■ **Objective**: Give only the number of lines in the data that contain the word "Output".

------------------------------

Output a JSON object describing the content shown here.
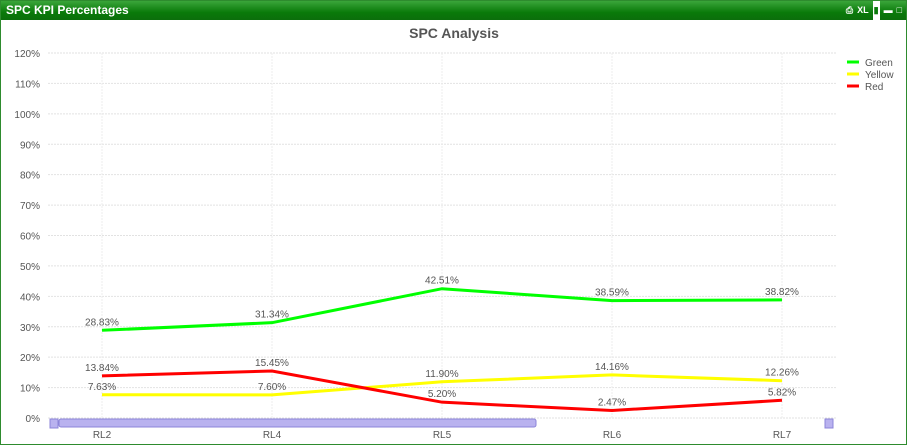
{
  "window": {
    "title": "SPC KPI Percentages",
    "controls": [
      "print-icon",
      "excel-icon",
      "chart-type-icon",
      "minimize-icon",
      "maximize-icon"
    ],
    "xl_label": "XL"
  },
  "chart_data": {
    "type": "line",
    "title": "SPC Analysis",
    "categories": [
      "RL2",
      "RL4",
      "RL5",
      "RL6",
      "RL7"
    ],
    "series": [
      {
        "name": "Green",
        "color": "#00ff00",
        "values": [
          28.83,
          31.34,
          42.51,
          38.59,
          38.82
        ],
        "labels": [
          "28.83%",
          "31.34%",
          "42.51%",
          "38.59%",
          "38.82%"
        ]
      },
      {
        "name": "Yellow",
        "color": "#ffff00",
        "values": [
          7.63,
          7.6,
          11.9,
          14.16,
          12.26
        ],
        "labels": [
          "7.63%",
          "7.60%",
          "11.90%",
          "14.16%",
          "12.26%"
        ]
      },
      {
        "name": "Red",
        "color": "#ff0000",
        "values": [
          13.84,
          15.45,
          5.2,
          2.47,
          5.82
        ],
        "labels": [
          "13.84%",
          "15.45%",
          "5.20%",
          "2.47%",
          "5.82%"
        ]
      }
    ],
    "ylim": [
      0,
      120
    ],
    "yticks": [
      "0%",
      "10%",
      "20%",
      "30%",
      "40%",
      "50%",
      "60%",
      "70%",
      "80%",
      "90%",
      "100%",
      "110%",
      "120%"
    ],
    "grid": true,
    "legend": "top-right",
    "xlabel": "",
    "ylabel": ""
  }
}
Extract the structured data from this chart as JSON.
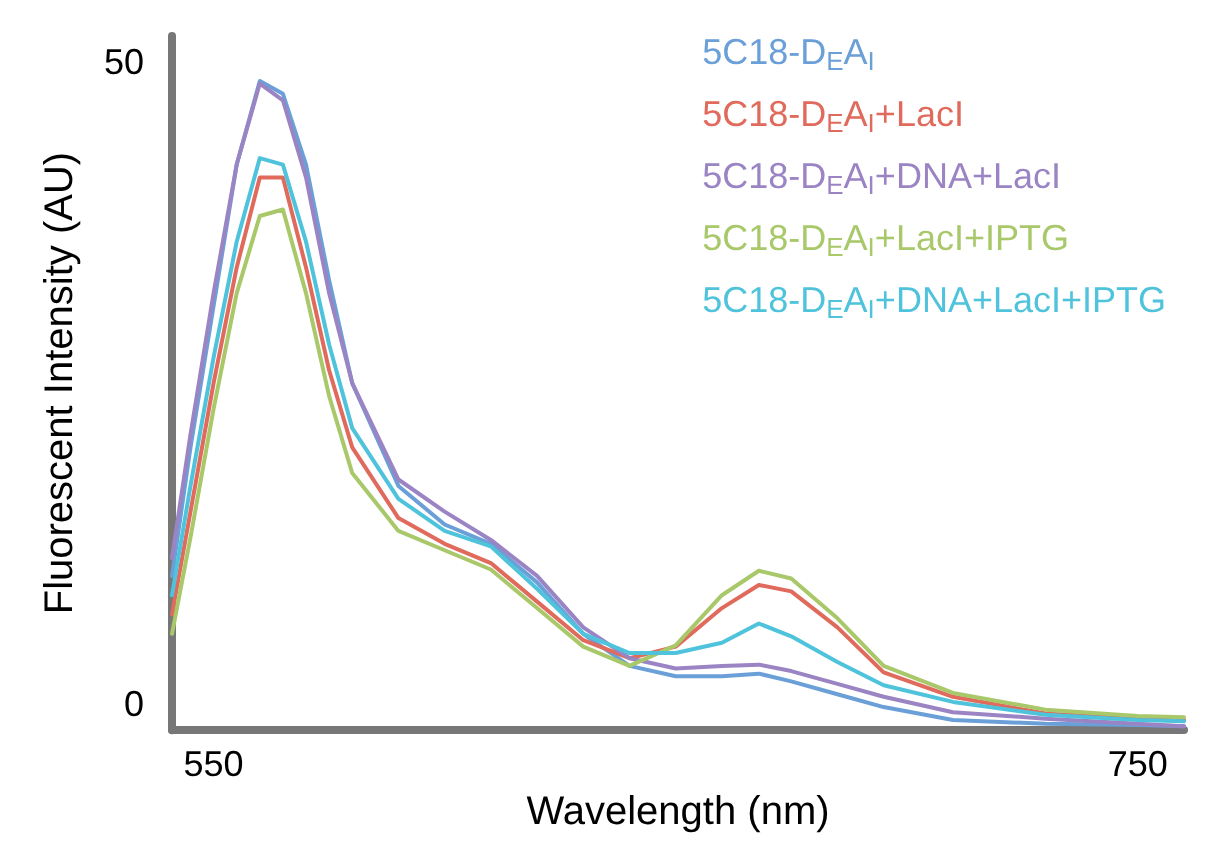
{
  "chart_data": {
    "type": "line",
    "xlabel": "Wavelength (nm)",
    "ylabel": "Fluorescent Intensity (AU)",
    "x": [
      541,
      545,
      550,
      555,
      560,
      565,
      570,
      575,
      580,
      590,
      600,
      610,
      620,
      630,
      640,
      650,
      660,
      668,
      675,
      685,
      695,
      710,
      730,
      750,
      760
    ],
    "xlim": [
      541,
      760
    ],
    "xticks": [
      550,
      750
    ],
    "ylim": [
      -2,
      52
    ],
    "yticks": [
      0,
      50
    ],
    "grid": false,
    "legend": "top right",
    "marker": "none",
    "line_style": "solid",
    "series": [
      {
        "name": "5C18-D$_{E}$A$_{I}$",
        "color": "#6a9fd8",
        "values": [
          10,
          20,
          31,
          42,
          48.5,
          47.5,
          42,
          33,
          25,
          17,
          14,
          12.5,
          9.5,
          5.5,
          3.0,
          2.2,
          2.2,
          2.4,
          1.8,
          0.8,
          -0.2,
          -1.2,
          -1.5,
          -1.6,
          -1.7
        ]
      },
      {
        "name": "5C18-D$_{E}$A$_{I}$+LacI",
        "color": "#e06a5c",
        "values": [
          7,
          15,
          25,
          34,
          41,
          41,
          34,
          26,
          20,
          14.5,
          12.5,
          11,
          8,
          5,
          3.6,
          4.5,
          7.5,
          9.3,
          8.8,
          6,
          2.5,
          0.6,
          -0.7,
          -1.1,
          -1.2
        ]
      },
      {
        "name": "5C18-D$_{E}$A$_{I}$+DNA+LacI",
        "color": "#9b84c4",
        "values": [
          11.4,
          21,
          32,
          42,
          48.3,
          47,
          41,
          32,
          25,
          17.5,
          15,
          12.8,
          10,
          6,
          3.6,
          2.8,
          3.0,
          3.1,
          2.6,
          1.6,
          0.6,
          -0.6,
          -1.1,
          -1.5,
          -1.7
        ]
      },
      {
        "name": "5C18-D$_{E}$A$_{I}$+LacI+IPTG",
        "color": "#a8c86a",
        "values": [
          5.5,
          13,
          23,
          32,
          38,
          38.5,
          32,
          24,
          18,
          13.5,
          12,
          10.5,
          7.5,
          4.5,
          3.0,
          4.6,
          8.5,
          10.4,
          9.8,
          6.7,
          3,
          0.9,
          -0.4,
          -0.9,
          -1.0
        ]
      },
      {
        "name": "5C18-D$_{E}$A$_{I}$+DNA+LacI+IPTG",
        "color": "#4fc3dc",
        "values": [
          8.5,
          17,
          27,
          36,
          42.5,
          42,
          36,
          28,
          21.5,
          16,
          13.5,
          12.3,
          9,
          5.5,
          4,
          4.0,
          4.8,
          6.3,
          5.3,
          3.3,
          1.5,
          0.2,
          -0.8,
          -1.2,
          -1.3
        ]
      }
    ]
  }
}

------------------------------

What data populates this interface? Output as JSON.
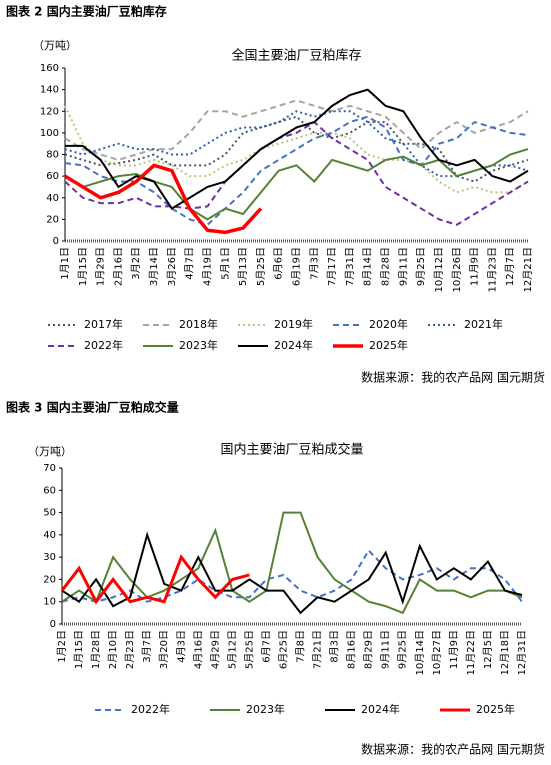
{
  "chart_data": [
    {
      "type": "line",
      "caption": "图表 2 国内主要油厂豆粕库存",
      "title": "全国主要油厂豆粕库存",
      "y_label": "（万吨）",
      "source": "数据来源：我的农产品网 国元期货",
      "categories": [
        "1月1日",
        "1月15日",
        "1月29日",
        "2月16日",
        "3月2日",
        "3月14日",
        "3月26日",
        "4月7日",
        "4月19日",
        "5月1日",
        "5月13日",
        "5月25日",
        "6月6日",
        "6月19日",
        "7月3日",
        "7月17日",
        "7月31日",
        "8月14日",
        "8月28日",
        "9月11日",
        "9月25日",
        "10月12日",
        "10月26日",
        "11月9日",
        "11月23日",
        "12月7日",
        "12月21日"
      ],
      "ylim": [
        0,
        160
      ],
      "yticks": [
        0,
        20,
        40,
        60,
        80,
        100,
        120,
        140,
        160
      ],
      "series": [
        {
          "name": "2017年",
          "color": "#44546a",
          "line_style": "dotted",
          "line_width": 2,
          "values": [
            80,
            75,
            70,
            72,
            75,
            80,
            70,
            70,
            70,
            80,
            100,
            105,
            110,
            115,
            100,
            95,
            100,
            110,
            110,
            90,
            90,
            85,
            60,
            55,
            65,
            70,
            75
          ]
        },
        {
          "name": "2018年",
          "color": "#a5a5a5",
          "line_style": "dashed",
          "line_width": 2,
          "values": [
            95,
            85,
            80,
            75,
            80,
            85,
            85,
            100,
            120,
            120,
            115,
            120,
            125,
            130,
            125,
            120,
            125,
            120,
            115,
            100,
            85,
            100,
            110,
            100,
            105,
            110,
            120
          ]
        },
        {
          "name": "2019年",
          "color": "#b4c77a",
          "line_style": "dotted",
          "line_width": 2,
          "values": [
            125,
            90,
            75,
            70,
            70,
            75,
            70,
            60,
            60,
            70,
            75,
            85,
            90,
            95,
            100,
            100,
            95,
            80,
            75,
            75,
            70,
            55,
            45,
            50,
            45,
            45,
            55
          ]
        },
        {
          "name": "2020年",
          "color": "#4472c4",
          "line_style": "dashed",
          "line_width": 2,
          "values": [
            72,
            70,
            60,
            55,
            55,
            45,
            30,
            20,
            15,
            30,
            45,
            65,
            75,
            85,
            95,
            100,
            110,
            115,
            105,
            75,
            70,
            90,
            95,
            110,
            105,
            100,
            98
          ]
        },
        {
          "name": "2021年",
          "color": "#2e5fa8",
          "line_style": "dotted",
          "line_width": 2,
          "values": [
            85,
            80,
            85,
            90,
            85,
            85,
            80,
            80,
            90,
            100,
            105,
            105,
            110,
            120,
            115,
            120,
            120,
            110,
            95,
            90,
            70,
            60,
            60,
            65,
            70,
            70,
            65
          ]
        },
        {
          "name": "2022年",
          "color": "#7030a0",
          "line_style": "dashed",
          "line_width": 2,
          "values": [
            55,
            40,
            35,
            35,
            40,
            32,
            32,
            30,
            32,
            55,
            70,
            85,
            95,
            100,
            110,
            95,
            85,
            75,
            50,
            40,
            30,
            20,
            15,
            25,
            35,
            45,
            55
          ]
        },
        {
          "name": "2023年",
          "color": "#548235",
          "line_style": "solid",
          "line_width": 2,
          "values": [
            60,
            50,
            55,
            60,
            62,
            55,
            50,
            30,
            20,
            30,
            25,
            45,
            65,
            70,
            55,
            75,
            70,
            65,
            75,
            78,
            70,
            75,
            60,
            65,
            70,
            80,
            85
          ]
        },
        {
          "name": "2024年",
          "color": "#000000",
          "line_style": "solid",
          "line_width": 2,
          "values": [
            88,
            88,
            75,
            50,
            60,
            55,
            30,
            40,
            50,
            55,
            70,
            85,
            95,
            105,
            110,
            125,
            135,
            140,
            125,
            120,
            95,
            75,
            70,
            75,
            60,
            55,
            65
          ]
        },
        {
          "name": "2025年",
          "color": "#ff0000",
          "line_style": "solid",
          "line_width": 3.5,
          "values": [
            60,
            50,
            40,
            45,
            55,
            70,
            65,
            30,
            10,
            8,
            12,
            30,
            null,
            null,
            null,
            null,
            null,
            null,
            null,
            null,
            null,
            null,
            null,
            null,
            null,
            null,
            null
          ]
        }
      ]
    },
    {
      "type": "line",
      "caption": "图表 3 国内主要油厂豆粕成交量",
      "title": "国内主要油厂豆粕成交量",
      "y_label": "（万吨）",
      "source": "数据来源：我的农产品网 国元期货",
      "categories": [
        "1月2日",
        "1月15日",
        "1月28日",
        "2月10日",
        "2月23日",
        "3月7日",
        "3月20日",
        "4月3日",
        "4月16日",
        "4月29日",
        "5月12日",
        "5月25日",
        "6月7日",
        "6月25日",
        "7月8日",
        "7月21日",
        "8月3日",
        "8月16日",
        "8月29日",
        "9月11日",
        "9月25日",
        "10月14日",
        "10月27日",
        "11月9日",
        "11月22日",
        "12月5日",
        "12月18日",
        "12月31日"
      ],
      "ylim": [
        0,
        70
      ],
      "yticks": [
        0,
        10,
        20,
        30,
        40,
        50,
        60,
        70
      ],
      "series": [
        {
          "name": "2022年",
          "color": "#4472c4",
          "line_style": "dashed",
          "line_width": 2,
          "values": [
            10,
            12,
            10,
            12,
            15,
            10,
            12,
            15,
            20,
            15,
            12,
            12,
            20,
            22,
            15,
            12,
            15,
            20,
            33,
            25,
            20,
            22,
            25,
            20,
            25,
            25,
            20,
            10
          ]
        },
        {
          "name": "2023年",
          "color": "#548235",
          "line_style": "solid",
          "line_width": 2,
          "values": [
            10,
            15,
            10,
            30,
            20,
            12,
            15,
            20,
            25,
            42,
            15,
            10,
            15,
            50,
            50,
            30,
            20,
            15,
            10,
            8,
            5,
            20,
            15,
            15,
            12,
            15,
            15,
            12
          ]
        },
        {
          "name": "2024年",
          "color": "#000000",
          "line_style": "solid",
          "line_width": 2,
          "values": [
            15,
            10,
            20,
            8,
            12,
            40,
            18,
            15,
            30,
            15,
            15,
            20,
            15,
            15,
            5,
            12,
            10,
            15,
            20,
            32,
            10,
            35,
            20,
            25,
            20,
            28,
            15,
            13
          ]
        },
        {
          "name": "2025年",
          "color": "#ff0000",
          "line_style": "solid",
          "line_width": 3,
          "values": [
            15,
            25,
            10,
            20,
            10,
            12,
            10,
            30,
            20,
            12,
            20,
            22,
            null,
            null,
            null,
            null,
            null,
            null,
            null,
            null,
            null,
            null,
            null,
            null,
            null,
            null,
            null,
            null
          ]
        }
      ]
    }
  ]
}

------------------------------

■ **Written reply**: 2